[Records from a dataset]
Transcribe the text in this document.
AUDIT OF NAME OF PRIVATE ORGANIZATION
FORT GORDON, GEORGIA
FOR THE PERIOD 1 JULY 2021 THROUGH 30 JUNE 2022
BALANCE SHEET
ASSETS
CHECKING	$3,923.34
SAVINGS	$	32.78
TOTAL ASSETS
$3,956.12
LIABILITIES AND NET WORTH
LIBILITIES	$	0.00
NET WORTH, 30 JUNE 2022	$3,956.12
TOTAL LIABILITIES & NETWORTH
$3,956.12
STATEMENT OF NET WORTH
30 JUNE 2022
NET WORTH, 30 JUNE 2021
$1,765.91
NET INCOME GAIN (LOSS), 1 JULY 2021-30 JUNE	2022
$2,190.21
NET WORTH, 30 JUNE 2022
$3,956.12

Requirements:
Write the material out exactly, with nothing left out.

The reply:
Transcribe the text in this document.
AUDIT OF NAME OF PRIVATE ORGANIZATION
FORT GORDON, GEORGIA
FOR THE PERIOD 1 JULY 2021 THROUGH 30 JUNE 2022
BALANCE SHEET
ASSETS
CHECKING	$3,923.34
SAVINGS	$	32.78
TOTAL ASSETS
$3,956.12
LIABILITIES AND NET WORTH
LIBILITIES	$	0.00
NET WORTH, 30 JUNE 2022	$3,956.12
TOTAL LIABILITIES & NETWORTH
$3,956.12
STATEMENT OF NET WORTH
30 JUNE 2022
NET WORTH, 30 JUNE 2021
$1,765.91
NET INCOME GAIN (LOSS), 1 JULY 2021-30 JUNE	2022
$2,190.21
NET WORTH, 30 JUNE 2022
$3,956.12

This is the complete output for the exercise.